-- start --

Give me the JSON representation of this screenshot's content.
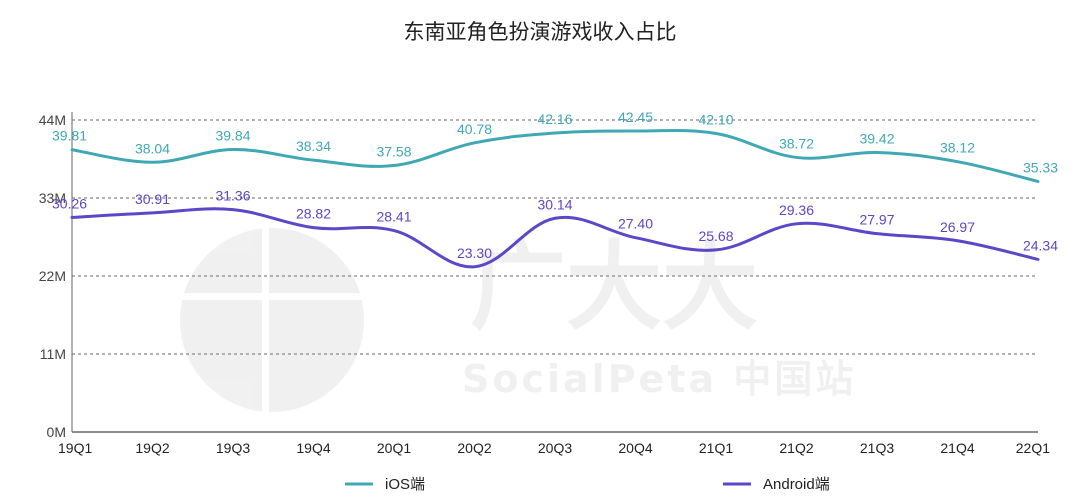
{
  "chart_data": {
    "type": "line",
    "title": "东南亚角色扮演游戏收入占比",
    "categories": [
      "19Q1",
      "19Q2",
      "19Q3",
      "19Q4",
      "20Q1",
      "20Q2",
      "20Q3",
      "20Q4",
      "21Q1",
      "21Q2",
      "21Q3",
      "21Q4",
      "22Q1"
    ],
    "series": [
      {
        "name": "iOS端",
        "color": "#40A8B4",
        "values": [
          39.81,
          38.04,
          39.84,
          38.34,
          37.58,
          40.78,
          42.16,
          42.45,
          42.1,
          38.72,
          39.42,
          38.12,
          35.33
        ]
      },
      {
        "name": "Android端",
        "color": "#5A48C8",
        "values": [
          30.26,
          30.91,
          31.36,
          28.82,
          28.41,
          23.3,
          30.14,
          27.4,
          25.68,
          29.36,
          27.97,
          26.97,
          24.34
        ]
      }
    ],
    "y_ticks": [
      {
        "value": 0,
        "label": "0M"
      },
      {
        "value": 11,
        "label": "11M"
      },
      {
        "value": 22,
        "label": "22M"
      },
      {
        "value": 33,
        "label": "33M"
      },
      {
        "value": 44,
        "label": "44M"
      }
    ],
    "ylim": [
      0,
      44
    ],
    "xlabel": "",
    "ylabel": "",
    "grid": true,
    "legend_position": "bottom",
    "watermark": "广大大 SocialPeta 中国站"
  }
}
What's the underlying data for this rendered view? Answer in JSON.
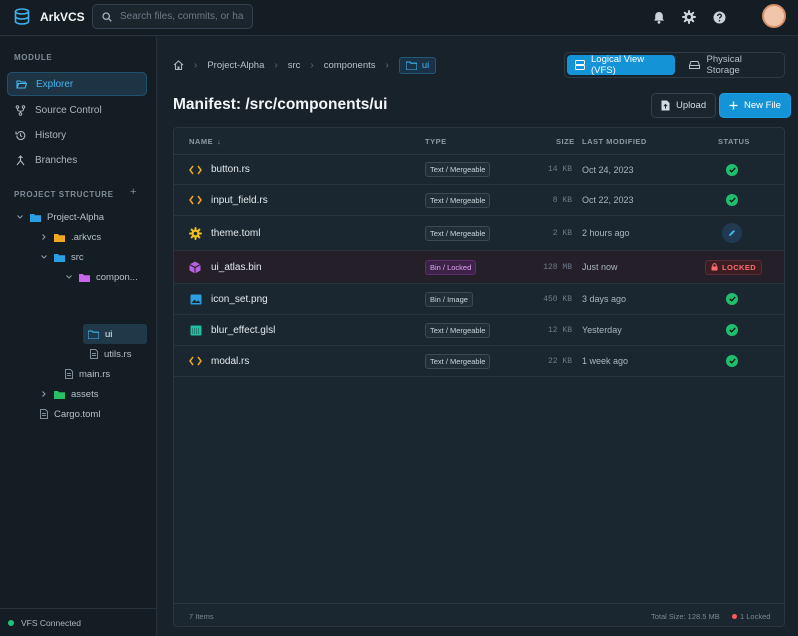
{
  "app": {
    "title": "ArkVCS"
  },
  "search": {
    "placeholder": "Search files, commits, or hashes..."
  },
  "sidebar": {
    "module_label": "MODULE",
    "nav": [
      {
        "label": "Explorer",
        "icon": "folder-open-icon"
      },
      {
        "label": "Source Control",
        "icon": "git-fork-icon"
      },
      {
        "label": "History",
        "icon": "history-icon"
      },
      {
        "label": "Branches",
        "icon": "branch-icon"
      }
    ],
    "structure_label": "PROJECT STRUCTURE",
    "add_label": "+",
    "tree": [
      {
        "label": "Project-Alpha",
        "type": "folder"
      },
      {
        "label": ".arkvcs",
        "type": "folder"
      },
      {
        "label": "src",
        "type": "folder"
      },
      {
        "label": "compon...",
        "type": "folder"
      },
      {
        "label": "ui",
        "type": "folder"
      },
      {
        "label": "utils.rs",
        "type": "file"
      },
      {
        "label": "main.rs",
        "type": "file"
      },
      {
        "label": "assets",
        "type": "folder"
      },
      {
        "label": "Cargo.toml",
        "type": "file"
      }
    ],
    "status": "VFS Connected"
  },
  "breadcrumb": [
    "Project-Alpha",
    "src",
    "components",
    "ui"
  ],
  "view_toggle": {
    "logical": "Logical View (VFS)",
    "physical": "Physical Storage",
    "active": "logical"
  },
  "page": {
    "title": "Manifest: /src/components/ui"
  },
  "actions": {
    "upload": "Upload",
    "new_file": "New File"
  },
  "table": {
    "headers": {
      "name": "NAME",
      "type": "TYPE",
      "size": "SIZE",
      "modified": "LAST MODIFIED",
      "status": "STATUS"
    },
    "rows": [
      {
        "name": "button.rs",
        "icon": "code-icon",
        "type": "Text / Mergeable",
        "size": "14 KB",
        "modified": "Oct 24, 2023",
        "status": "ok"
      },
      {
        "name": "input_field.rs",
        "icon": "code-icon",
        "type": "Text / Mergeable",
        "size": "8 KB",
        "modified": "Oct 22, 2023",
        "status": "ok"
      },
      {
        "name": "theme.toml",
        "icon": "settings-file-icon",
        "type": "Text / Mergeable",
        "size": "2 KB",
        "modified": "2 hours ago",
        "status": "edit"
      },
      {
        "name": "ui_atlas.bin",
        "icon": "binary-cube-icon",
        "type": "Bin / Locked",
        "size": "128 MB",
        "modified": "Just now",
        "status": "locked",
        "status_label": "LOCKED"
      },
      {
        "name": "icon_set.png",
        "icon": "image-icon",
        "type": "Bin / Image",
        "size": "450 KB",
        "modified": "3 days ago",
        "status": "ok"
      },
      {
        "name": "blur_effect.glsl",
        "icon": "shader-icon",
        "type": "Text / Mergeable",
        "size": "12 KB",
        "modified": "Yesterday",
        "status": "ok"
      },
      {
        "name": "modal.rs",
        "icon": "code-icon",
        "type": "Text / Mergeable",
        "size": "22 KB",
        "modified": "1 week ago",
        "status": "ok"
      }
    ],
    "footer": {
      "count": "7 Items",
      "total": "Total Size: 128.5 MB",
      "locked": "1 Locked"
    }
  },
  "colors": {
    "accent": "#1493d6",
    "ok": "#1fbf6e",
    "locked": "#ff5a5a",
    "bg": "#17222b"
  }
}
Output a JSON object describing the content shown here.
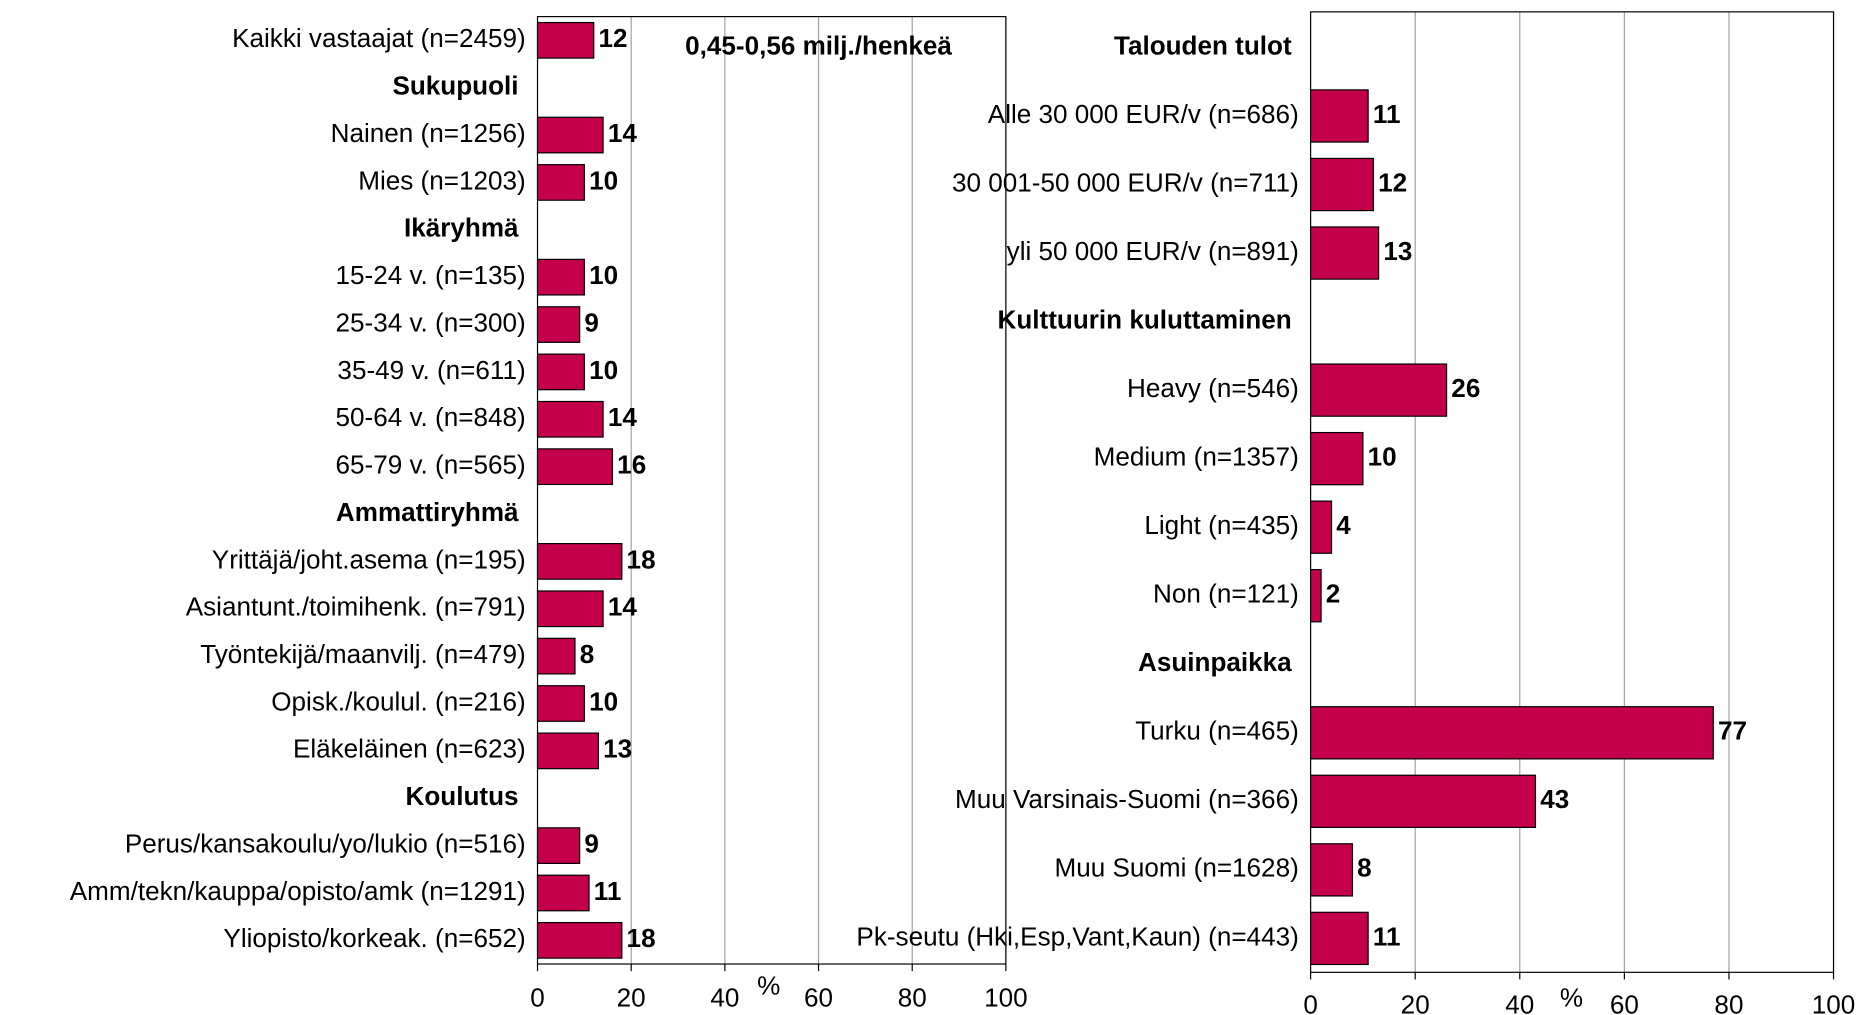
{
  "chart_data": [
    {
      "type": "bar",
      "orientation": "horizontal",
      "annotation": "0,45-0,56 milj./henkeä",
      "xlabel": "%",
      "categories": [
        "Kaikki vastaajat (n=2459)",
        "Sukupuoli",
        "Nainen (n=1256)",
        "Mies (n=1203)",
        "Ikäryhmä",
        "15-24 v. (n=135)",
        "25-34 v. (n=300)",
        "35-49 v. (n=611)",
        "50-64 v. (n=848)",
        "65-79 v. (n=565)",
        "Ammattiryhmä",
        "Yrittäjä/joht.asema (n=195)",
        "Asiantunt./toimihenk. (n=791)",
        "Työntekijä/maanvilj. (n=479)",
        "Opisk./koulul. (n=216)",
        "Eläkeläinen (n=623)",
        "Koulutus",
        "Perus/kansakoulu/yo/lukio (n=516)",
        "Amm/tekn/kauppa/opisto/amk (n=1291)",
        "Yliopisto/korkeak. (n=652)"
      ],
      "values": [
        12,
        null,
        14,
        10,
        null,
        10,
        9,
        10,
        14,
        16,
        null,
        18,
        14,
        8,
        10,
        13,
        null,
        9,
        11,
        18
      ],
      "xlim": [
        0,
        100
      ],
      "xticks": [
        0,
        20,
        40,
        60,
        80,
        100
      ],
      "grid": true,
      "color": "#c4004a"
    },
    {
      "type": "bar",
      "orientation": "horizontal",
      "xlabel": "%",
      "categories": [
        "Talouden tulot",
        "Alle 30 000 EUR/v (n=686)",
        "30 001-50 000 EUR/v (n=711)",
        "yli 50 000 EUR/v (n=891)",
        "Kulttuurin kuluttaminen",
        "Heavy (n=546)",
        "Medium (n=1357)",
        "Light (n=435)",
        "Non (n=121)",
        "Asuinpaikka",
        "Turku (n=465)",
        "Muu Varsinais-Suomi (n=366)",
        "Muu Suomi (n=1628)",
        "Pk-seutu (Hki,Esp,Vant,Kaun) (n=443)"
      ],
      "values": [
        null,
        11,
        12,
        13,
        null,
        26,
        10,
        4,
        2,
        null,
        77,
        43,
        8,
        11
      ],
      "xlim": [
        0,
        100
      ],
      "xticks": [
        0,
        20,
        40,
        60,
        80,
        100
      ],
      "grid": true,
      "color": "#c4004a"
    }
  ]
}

-- end --

Using the listing above, locate the lines that hold "logical" and copy each one.

    "logical": "Logical View (VFS)",
    "active": "logical"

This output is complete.